元の文章
▶

在籍は半年ながら浦和レッズで大きなインパクトを残したマリッチ (c)朝日新聞社
在籍は半年ながら浦和レッズで大きなインパクトを残したマリッチ (c)朝日新聞社

 1993年の開幕以来、数々の興奮と感動を生んできたJリーグの歴史の中で、大きな役割を果たしたのが、多士済々の外国人選手たちだった。その中には、ジーコやストイコビッチといった長く日本で生活して日本サッカーの成長・発展に貢献したレジェンドたちがいる一方、短期間ながらも強烈なインパクトを残した選手たちも多い。

 その衝撃度の強さで最初に思い出されるのは、“浪速の黒豹”の異名をとったエムボマだろう。1997年にG大阪に加入すると、ベルマーレ平塚(現・湘南ベルマーレ)との開幕戦で伝説のスーパーボレーで衝撃デビューを果たすと、その後も圧倒的な身体能力を武器に「強く、速く、上手く」ゴールを奪い続け、リーグ戦28試合出場で25得点をマーク。得点王とベストイレブンを獲得した。翌年の夏にイタリアに移籍し、G大阪でのプレー期間は1年半と短かったが、その爆発力は間違いなくJ史上ナンバーワンだ。その後、カメルーン代表として2002年の日韓W杯に出場し、2003年からは東京V、神戸でもプレーしたが、怪我の影響で本来のプレーを披露することはできずに2005年に引退した。

◀

データセット
▶

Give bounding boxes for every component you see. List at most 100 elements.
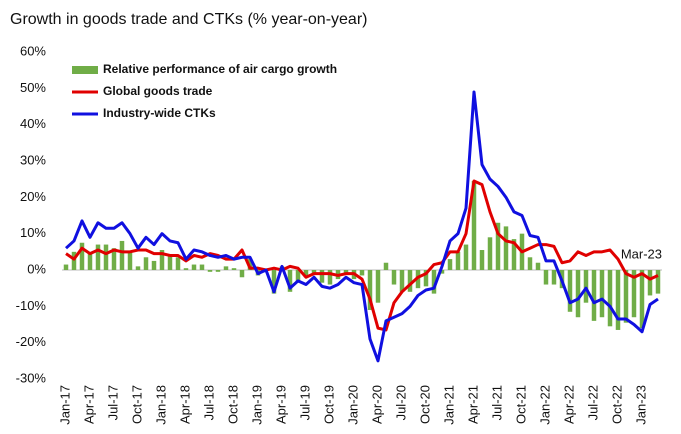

◀
▶

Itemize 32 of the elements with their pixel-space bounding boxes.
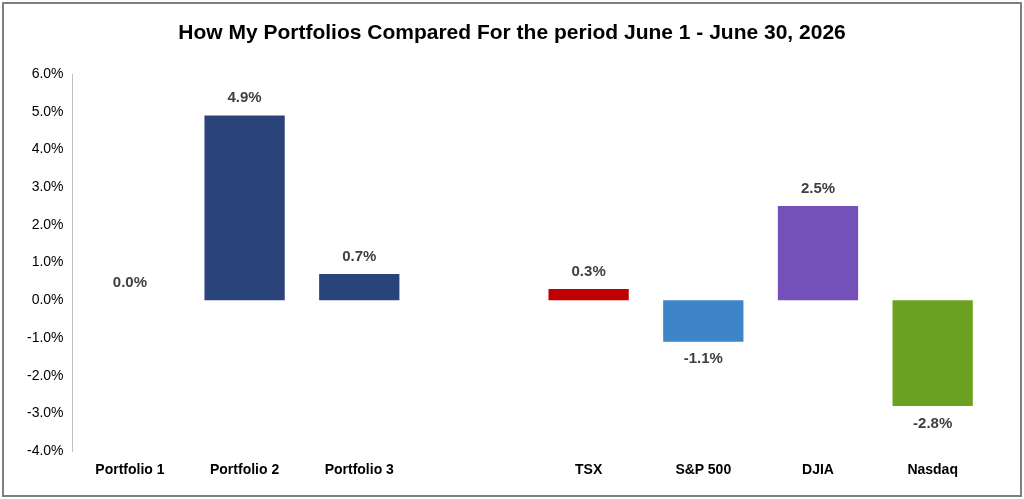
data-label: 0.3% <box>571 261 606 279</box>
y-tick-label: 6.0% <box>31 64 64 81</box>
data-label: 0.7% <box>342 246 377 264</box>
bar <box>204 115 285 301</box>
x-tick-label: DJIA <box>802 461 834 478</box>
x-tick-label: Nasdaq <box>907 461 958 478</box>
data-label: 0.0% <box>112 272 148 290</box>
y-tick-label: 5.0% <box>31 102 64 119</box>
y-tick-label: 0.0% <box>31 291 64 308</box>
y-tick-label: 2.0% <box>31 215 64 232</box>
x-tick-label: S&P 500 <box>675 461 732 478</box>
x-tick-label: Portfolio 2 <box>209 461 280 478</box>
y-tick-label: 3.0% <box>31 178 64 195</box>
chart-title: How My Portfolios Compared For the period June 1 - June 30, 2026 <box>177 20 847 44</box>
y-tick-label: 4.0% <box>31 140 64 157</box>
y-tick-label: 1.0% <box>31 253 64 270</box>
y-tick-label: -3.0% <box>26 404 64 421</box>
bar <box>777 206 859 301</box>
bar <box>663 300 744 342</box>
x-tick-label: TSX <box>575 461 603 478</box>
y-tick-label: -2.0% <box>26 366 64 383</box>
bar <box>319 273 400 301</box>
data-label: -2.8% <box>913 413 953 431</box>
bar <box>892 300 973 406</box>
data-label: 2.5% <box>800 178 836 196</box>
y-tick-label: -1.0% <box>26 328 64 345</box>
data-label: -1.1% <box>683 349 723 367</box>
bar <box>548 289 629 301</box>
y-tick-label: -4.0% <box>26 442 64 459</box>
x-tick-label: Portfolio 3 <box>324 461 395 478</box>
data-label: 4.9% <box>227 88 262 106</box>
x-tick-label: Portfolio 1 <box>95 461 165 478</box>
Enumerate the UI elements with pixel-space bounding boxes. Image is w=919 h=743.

◀

課題の内容
#1 Jリーグの外国人選手についての文章によると、エムボマはG大阪でリーグ戦に何試合出て、何点取りましたか。
#2 Jリーグの外国人選手についての文章にある次の一文を英語に訳してください。「翌年の夏にイタリアに移籍し、G大阪でのプレー期間は1年半と短かったが、その爆発力は間違いなくJ史上ナンバーワンだ。」
#3 次の(a)〜(c)は、Jリーグの外国人選手についての文章の内容と合っていますか。それぞれ「はい」か「いいえ」で答え、決め手になる文章中の言葉をそのまま引用してください。
(a) エムボマは1997年にG大阪に加入した。
(b) エムボマは2002年のW杯にブラジル代表として出場した。
(c) エムボマは東京Vと神戸で本来のプレーを十分に見せた。
この資料は、元の文章とは関係ありません。

解答
#1 リーグ戦28試合に出場して、25得点を取りました。

#2 He moved to Italy the following summer, and although his time playing for G Osaka was short at a year and a half, his explosive power is without doubt the greatest in J.League history.

#3
(a) はい。「1997年にG大阪に加入すると」
(b) いいえ。「カメルーン代表として2002年の日韓W杯に出場し」
(c) いいえ。「怪我の影響で本来のプレーを披露することはできずに」